Start of Provided passage

I'm at home waiting for a home visit from a community midwife (stretch & sweep), and I had a previous visit 2 days ago. Both times the midwife who booked it asked for and noted a rough time period that I said would be convenient, took my phone numbers and said I could phone the midwifery unit at the hospital if I wanted to find out when the midwife would be coming.

On Friday I didn't bother phoning as I was shattered anyway and happy to stay at home, and I suspected the hospital had more important things to do. The MW who booked the visit said the visiting MW would come in the morning if possible, and in the end she came around 2.30pm (she said she had left a message for me, but apparently she had both of my phone numbers wrong!). That same MW booked for me to be visited again today and said she would ask the MW who was coming to come early if possible as I had plans including going to a friend's house for lunch. She also confirmed my correct telephone numbers and again said I could ring the unit to find out roughly what time the MW would come, if it was later.

So around 11 this morning I did ring and politely ask, and was told there was no way of finding out, the MWs are busy, it could be any time between now and 4.30pm and I just have to wait.

I know this sounds like an AIBU rant and I probably am being unreasonable, but I'm just wondering if this is normal in other areas. I'm surprised that it's impossible to find out when the midwife is planning to come and I have to stay at home doing nothing all day. Is that normal practice everywhere in the UK?

MadMonkeys Sun 16-Dec-12 14:01:45

Yep, they have a rough schedule I imagine, but they get called out to emergencies, home births etc and these obviously can't be planned, so their schedule has to be very fluid to allow for this. It's a pain but unavoidable.

End of Provided passage

Exercise A:
Answer these questions from the midwife visit thread, one line each:
(i) Around what time did the midwife arrive on Friday?
(ii) Why did the message the midwife left on Friday not reach the poster?
(iii) According to MadMonkeys, what kinds of call-outs make the midwives' schedule unpredictable?
Exercise B:
Write the next part of the midwife visit thread, picking up after its final sentence.
These records were taken from a different source than the midwife visit thread.

Start of Recorded information

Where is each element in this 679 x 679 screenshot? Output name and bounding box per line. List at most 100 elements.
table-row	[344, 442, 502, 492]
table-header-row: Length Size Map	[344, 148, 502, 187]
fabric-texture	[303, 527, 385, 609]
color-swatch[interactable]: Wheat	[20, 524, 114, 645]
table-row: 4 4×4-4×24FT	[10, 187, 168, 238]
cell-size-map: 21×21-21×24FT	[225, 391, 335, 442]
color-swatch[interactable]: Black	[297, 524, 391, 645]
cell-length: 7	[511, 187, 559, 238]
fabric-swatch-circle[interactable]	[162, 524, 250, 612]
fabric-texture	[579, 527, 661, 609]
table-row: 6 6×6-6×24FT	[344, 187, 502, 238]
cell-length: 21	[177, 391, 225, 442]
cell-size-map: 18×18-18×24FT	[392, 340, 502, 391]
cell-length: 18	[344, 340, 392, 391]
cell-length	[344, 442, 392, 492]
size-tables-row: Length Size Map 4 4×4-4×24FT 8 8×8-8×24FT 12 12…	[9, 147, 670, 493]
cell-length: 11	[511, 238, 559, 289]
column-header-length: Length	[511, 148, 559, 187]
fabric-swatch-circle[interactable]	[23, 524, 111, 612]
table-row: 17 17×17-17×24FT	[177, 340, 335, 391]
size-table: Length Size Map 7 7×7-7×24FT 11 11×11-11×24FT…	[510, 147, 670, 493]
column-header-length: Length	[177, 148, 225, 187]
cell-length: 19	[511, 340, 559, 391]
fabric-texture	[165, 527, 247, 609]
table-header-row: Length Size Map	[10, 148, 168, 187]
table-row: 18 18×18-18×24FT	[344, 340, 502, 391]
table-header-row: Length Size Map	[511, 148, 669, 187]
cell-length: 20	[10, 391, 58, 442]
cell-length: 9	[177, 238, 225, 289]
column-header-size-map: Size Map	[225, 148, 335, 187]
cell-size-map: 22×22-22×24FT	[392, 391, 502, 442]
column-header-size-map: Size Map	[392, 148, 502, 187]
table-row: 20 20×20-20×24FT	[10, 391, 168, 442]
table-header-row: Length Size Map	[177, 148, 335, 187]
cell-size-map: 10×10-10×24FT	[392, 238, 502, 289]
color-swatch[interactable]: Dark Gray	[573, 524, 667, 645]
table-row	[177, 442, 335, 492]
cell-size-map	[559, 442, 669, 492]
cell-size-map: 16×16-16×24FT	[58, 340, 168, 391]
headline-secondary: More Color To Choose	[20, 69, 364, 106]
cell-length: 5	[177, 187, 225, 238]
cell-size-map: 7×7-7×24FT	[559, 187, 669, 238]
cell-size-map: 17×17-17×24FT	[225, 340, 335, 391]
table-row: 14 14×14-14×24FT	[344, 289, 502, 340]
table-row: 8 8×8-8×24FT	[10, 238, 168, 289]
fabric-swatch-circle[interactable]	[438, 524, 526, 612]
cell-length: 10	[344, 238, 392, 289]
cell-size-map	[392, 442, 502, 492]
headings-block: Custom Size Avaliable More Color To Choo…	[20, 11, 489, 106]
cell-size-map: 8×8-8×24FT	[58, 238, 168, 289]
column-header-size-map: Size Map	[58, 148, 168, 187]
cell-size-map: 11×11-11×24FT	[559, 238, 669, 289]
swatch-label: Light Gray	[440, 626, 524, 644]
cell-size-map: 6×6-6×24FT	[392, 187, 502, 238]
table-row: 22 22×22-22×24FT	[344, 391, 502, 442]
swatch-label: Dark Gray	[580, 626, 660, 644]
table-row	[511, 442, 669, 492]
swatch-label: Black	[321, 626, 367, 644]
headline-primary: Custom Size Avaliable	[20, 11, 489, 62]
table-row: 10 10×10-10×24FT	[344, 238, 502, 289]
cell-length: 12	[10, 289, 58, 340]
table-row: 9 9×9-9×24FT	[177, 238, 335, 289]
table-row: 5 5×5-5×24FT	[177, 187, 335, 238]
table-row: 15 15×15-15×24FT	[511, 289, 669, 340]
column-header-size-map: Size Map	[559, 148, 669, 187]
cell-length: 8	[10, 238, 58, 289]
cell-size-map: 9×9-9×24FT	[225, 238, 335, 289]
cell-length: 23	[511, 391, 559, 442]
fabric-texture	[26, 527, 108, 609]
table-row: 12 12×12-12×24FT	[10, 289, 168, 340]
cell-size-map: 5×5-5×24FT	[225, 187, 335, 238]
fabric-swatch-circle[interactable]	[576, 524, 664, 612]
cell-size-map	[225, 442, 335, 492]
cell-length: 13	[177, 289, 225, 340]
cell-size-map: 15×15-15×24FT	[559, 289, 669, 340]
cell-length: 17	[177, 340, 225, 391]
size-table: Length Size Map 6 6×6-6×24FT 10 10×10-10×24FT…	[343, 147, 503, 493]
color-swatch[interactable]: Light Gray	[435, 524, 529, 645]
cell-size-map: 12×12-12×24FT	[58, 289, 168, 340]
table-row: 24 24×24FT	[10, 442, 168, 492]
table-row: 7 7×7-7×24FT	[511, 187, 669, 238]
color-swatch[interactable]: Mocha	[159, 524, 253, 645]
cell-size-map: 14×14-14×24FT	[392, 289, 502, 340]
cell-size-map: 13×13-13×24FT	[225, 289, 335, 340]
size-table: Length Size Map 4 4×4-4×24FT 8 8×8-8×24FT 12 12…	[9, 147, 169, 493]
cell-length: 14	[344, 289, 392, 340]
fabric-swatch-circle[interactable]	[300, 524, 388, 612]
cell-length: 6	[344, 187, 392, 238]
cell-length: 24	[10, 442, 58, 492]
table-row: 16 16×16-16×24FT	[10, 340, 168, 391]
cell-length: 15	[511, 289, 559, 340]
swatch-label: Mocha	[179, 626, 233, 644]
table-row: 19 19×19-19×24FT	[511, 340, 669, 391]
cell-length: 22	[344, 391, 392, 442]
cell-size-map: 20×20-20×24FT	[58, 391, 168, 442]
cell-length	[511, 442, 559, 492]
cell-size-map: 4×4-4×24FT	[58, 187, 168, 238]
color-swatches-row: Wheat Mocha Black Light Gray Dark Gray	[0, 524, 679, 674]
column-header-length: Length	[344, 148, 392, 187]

End of Recorded information

Expected answer A:
(i) Around 2.30pm.
(ii) She had both of the poster's phone numbers wrong.
(iii) Emergencies and home births.

Expected answer B:
trueblood1fan Sun 16-Dec-12 14:12:36

of course you know yabu, mws are so busy & tbf you are not at the top of their to do list if a home birth comes in. can you not arrange to go in & have the sweep done? my mw is amazing but i always work around her & her schedule. anyway, youre hardly waiting around for days lol, youre on your second day?! oh dear....

jinglebellyalltheway Sun 16-Dec-12 14:15:42

of course it's normal, the community MWs attend home births and often work in the MLUs too, there's no pin pointing how long exactly that'll take, or even if they have a home visit before you that could turn into an emergency or whatever

backwardpossom Sun 16-Dec-12 14:21:05

Actually, I don't think you are being unreasonable considering you were told you could phone the hospital to find out a time... You should never have been told that in the first place. But as the others said, she's probably been called out to an emergency or omething.

Terrywoganstrousers Sun 16-Dec-12 14:21:09

Mine do clinics in the mornings and visits in the afternoons or vice versa depending on the day, so you at least have morning or afternoon. It must be very difficult to schedule actual visit times I imagine, as say they had a full days worth of appointments planned and then three women were discharged from hospital or gave birth at home- they have to be seen too so where do they fit them in?
All day is difficult for you though I agree, but I think it's hard to arrange it any other way.

SeeYouSoon Sun 16-Dec-12 14:22:25

We don't get home visits here so don't know if it's normal or not but I can understand why you find it annoying.

jinglebellyalltheway Sun 16-Dec-12 14:22:47

y'gotta put yourself at the other end of it, if you had a very quick labour and found yourself pushing at home before you got to go to the hospital if you had a hospital birth planned, you wouldn't want your MW rushing off to pre booked appointments instead of staying with you

jinglebellyalltheway Sun 16-Dec-12 14:23:26

or if you were the appointment before post still birth etc and they were clock watching...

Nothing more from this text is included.